** start DATASET RECORDS **

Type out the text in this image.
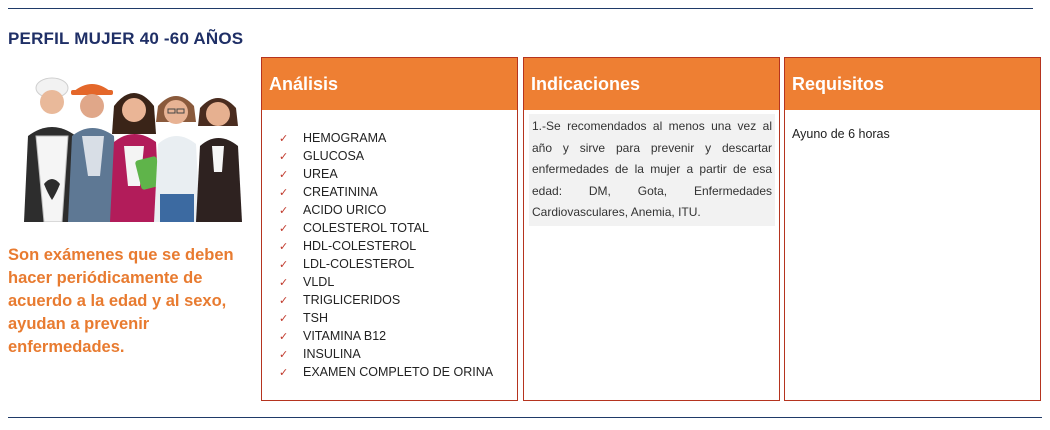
PERFIL MUJER 40 -60 AÑOS

Son exámenes que se deben hacer periódicamente de acuerdo a la edad y al sexo, ayudan a prevenir enfermedades.

Análisis
✓	HEMOGRAMA
✓	GLUCOSA
✓	UREA
✓	CREATININA
✓	ACIDO URICO
✓	COLESTEROL TOTAL
✓	HDL-COLESTEROL
✓	LDL-COLESTEROL
✓	VLDL
✓	TRIGLICERIDOS
✓	TSH
✓	VITAMINA B12
✓	INSULINA
✓	EXAMEN COMPLETO DE ORINA
Indicaciones
1.-Se recomendados al menos una vez al año y sirve para prevenir y descartar enfermedades de la mujer a partir de esa edad: DM, Gota, Enfermedades Cardiovasculares, Anemia, ITU.
Requisitos
Ayuno de 6 horas
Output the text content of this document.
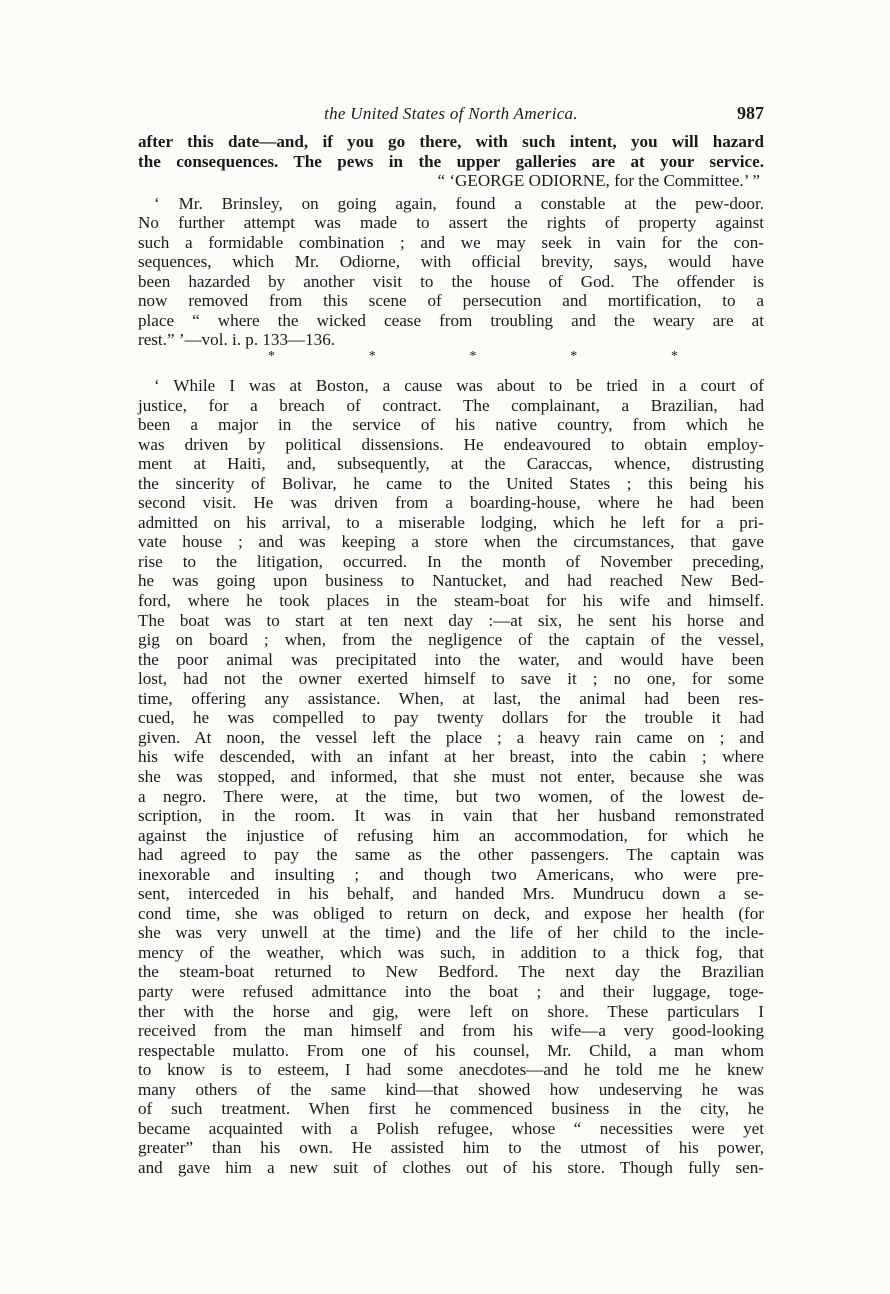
the United States of North America.	987
after this date—and, if you go there, with such intent, you will hazard
the consequences. The pews in the upper galleries are at your service.
“ ‘GEORGE ODIORNE, for the Committee.’ ”
‘ Mr. Brinsley, on going again, found a constable at the pew-door.
No further attempt was made to assert the rights of property against
such a formidable combination ; and we may seek in vain for the con-
sequences, which Mr. Odiorne, with official brevity, says, would have
been hazarded by another visit to the house of God. The offender is
now removed from this scene of persecution and mortification, to a
place “ where the wicked cease from troubling and the weary are at
rest.” ’—vol. i. p. 133—136.
*	*	*	*	*
‘ While I was at Boston, a cause was about to be tried in a court of
justice, for a breach of contract. The complainant, a Brazilian, had
been a major in the service of his native country, from which he
was driven by political dissensions. He endeavoured to obtain employ-
ment at Haiti, and, subsequently, at the Caraccas, whence, distrusting
the sincerity of Bolivar, he came to the United States ; this being his
second visit. He was driven from a boarding-house, where he had been
admitted on his arrival, to a miserable lodging, which he left for a pri-
vate house ; and was keeping a store when the circumstances, that gave
rise to the litigation, occurred. In the month of November preceding,
he was going upon business to Nantucket, and had reached New Bed-
ford, where he took places in the steam-boat for his wife and himself.
The boat was to start at ten next day :—at six, he sent his horse and
gig on board ; when, from the negligence of the captain of the vessel,
the poor animal was precipitated into the water, and would have been
lost, had not the owner exerted himself to save it ; no one, for some
time, offering any assistance. When, at last, the animal had been res-
cued, he was compelled to pay twenty dollars for the trouble it had
given. At noon, the vessel left the place ; a heavy rain came on ; and
his wife descended, with an infant at her breast, into the cabin ; where
she was stopped, and informed, that she must not enter, because she was
a negro. There were, at the time, but two women, of the lowest de-
scription, in the room. It was in vain that her husband remonstrated
against the injustice of refusing him an accommodation, for which he
had agreed to pay the same as the other passengers. The captain was
inexorable and insulting ; and though two Americans, who were pre-
sent, interceded in his behalf, and handed Mrs. Mundrucu down a se-
cond time, she was obliged to return on deck, and expose her health (for
she was very unwell at the time) and the life of her child to the incle-
mency of the weather, which was such, in addition to a thick fog, that
the steam-boat returned to New Bedford. The next day the Brazilian
party were refused admittance into the boat ; and their luggage, toge-
ther with the horse and gig, were left on shore. These particulars I
received from the man himself and from his wife—a very good-looking
respectable mulatto. From one of his counsel, Mr. Child, a man whom
to know is to esteem, I had some anecdotes—and he told me he knew
many others of the same kind—that showed how undeserving he was
of such treatment. When first he commenced business in the city, he
became acquainted with a Polish refugee, whose “ necessities were yet
greater” than his own. He assisted him to the utmost of his power,
and gave him a new suit of clothes out of his store. Though fully sen-
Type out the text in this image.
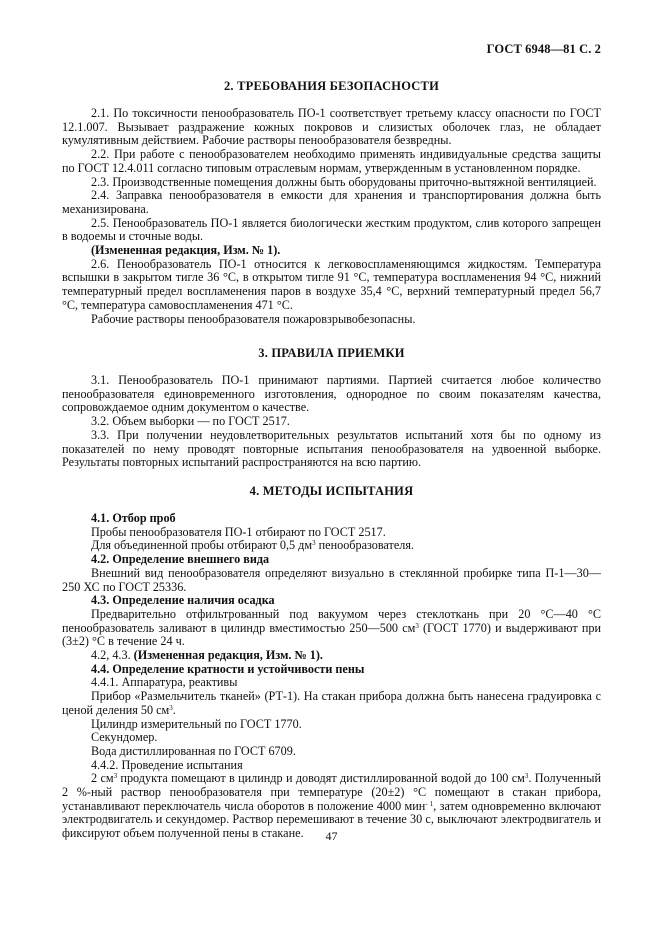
ГОСТ 6948—81 С. 2
2. ТРЕБОВАНИЯ БЕЗОПАСНОСТИ

2.1. По токсичности пенообразователь ПО-1 соответствует третьему классу опасности по ГОСТ 12.1.007. Вызывает раздражение кожных покровов и слизистых оболочек глаз, не обладает кумулятивным действием. Рабочие растворы пенообразователя безвредны.

2.2. При работе с пенообразователем необходимо применять индивидуальные средства защиты по ГОСТ 12.4.011 согласно типовым отраслевым нормам, утвержденным в установленном порядке.

2.3. Производственные помещения должны быть оборудованы приточно-вытяжной вентиляцией.

2.4. Заправка пенообразователя в емкости для хранения и транспортирования должна быть механизирована.

2.5. Пенообразователь ПО-1 является биологически жестким продуктом, слив которого запрещен в водоемы и сточные воды.

(Измененная редакция, Изм. № 1).

2.6. Пенообразователь ПО-1 относится к легковоспламеняющимся жидкостям. Температура вспышки в закрытом тигле 36 °С, в открытом тигле 91 °С, температура воспламенения 94 °С, нижний температурный предел воспламенения паров в воздухе 35,4 °С, верхний температурный предел 56,7 °С, температура самовоспламенения 471 °С.

Рабочие растворы пенообразователя пожаровзрывобезопасны.

3. ПРАВИЛА ПРИЕМКИ

3.1. Пенообразователь ПО-1 принимают партиями. Партией считается любое количество пенообразователя единовременного изготовления, однородное по своим показателям качества, сопровождаемое одним документом о качестве.

3.2. Объем выборки — по ГОСТ 2517.

3.3. При получении неудовлетворительных результатов испытаний хотя бы по одному из показателей по нему проводят повторные испытания пенообразователя на удвоенной выборке. Результаты повторных испытаний распространяются на всю партию.

4. МЕТОДЫ ИСПЫТАНИЯ

4.1. Отбор проб

Пробы пенообразователя ПО-1 отбирают по ГОСТ 2517.

Для объединенной пробы отбирают 0,5 $дм^3$ пенообразователя.

4.2. Определение внешнего вида

Внешний вид пенообразователя определяют визуально в стеклянной пробирке типа П-1—30—250 ХС по ГОСТ 25336.

4.3. Определение наличия осадка

Предварительно отфильтрованный под вакуумом через стеклоткань при 20 °С—40 °С пенообразователь заливают в цилиндр вместимостью 250—500 $см^3$ (ГОСТ 1770) и выдерживают при (3±2) °С в течение 24 ч.

4.2, 4.3. (Измененная редакция, Изм. № 1).

4.4. Определение кратности и устойчивости пены

4.4.1. Аппаратура, реактивы

Прибор «Размельчитель тканей» (РТ-1). На стакан прибора должна быть нанесена градуировка с ценой деления 50 $см^3$.

Цилиндр измерительный по ГОСТ 1770.

Секундомер.

Вода дистиллированная по ГОСТ 6709.

4.4.2. Проведение испытания

2 $см^3$ продукта помещают в цилиндр и доводят дистиллированной водой до 100 $см^3$. Полученный 2 %-ный раствор пенообразователя при температуре (20±2) °С помещают в стакан прибора, устанавливают переключатель числа оборотов в положение 4000 мин$^{- 1}$, затем одновременно включают электродвигатель и секундомер. Раствор перемешивают в течение 30 с, выключают электродвигатель и фиксируют объем полученной пены в стакане.	47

** end DATASET RECORDS **

* REQUIRED TASK
Pictures stay out; reproduce every line of the records exactly.

* FULL OUTPUT
Type out the text in this image.
PERFIL MUJER 40 -60 AÑOS

Son exámenes que se deben hacer periódicamente de acuerdo a la edad y al sexo, ayudan a prevenir enfermedades.

Análisis
✓	HEMOGRAMA
✓	GLUCOSA
✓	UREA
✓	CREATININA
✓	ACIDO URICO
✓	COLESTEROL TOTAL
✓	HDL-COLESTEROL
✓	LDL-COLESTEROL
✓	VLDL
✓	TRIGLICERIDOS
✓	TSH
✓	VITAMINA B12
✓	INSULINA
✓	EXAMEN COMPLETO DE ORINA
Indicaciones
1.-Se recomendados al menos una vez al año y sirve para prevenir y descartar enfermedades de la mujer a partir de esa edad: DM, Gota, Enfermedades Cardiovasculares, Anemia, ITU.
Requisitos
Ayuno de 6 horas
Output the text content of this document.
the United States of North America.	987
after this date—and, if you go there, with such intent, you will hazard
the consequences. The pews in the upper galleries are at your service.
“ ‘GEORGE ODIORNE, for the Committee.’ ”
‘ Mr. Brinsley, on going again, found a constable at the pew-door.
No further attempt was made to assert the rights of property against
such a formidable combination ; and we may seek in vain for the con-
sequences, which Mr. Odiorne, with official brevity, says, would have
been hazarded by another visit to the house of God. The offender is
now removed from this scene of persecution and mortification, to a
place “ where the wicked cease from troubling and the weary are at
rest.” ’—vol. i. p. 133—136.
*	*	*	*	*
‘ While I was at Boston, a cause was about to be tried in a court of
justice, for a breach of contract. The complainant, a Brazilian, had
been a major in the service of his native country, from which he
was driven by political dissensions. He endeavoured to obtain employ-
ment at Haiti, and, subsequently, at the Caraccas, whence, distrusting
the sincerity of Bolivar, he came to the United States ; this being his
second visit. He was driven from a boarding-house, where he had been
admitted on his arrival, to a miserable lodging, which he left for a pri-
vate house ; and was keeping a store when the circumstances, that gave
rise to the litigation, occurred. In the month of November preceding,
he was going upon business to Nantucket, and had reached New Bed-
ford, where he took places in the steam-boat for his wife and himself.
The boat was to start at ten next day :—at six, he sent his horse and
gig on board ; when, from the negligence of the captain of the vessel,
the poor animal was precipitated into the water, and would have been
lost, had not the owner exerted himself to save it ; no one, for some
time, offering any assistance. When, at last, the animal had been res-
cued, he was compelled to pay twenty dollars for the trouble it had
given. At noon, the vessel left the place ; a heavy rain came on ; and
his wife descended, with an infant at her breast, into the cabin ; where
she was stopped, and informed, that she must not enter, because she was
a negro. There were, at the time, but two women, of the lowest de-
scription, in the room. It was in vain that her husband remonstrated
against the injustice of refusing him an accommodation, for which he
had agreed to pay the same as the other passengers. The captain was
inexorable and insulting ; and though two Americans, who were pre-
sent, interceded in his behalf, and handed Mrs. Mundrucu down a se-
cond time, she was obliged to return on deck, and expose her health (for
she was very unwell at the time) and the life of her child to the incle-
mency of the weather, which was such, in addition to a thick fog, that
the steam-boat returned to New Bedford. The next day the Brazilian
party were refused admittance into the boat ; and their luggage, toge-
ther with the horse and gig, were left on shore. These particulars I
received from the man himself and from his wife—a very good-looking
respectable mulatto. From one of his counsel, Mr. Child, a man whom
to know is to esteem, I had some anecdotes—and he told me he knew
many others of the same kind—that showed how undeserving he was
of such treatment. When first he commenced business in the city, he
became acquainted with a Polish refugee, whose “ necessities were yet
greater” than his own. He assisted him to the utmost of his power,
and gave him a new suit of clothes out of his store. Though fully sen-
Type out the text in this image.
ГОСТ 6948—81 С. 2
2. ТРЕБОВАНИЯ БЕЗОПАСНОСТИ

2.1. По токсичности пенообразователь ПО-1 соответствует третьему классу опасности по ГОСТ 12.1.007. Вызывает раздражение кожных покровов и слизистых оболочек глаз, не обладает кумулятивным действием. Рабочие растворы пенообразователя безвредны.

2.2. При работе с пенообразователем необходимо применять индивидуальные средства защиты по ГОСТ 12.4.011 согласно типовым отраслевым нормам, утвержденным в установленном порядке.

2.3. Производственные помещения должны быть оборудованы приточно-вытяжной вентиляцией.

2.4. Заправка пенообразователя в емкости для хранения и транспортирования должна быть механизирована.

2.5. Пенообразователь ПО-1 является биологически жестким продуктом, слив которого запрещен в водоемы и сточные воды.

(Измененная редакция, Изм. № 1).

2.6. Пенообразователь ПО-1 относится к легковоспламеняющимся жидкостям. Температура вспышки в закрытом тигле 36 °С, в открытом тигле 91 °С, температура воспламенения 94 °С, нижний температурный предел воспламенения паров в воздухе 35,4 °С, верхний температурный предел 56,7 °С, температура самовоспламенения 471 °С.

Рабочие растворы пенообразователя пожаровзрывобезопасны.

3. ПРАВИЛА ПРИЕМКИ

3.1. Пенообразователь ПО-1 принимают партиями. Партией считается любое количество пенообразователя единовременного изготовления, однородное по своим показателям качества, сопровождаемое одним документом о качестве.

3.2. Объем выборки — по ГОСТ 2517.

3.3. При получении неудовлетворительных результатов испытаний хотя бы по одному из показателей по нему проводят повторные испытания пенообразователя на удвоенной выборке. Результаты повторных испытаний распространяются на всю партию.

4. МЕТОДЫ ИСПЫТАНИЯ

4.1. Отбор проб

Пробы пенообразователя ПО-1 отбирают по ГОСТ 2517.

Для объединенной пробы отбирают 0,5 $дм^3$ пенообразователя.

4.2. Определение внешнего вида

Внешний вид пенообразователя определяют визуально в стеклянной пробирке типа П-1—30—250 ХС по ГОСТ 25336.

4.3. Определение наличия осадка

Предварительно отфильтрованный под вакуумом через стеклоткань при 20 °С—40 °С пенообразователь заливают в цилиндр вместимостью 250—500 $см^3$ (ГОСТ 1770) и выдерживают при (3±2) °С в течение 24 ч.

4.2, 4.3. (Измененная редакция, Изм. № 1).

4.4. Определение кратности и устойчивости пены

4.4.1. Аппаратура, реактивы

Прибор «Размельчитель тканей» (РТ-1). На стакан прибора должна быть нанесена градуировка с ценой деления 50 $см^3$.

Цилиндр измерительный по ГОСТ 1770.

Секундомер.

Вода дистиллированная по ГОСТ 6709.

4.4.2. Проведение испытания

2 $см^3$ продукта помещают в цилиндр и доводят дистиллированной водой до 100 $см^3$. Полученный 2 %-ный раствор пенообразователя при температуре (20±2) °С помещают в стакан прибора, устанавливают переключатель числа оборотов в положение 4000 мин$^{- 1}$, затем одновременно включают электродвигатель и секундомер. Раствор перемешивают в течение 30 с, выключают электродвигатель и фиксируют объем полученной пены в стакане.	47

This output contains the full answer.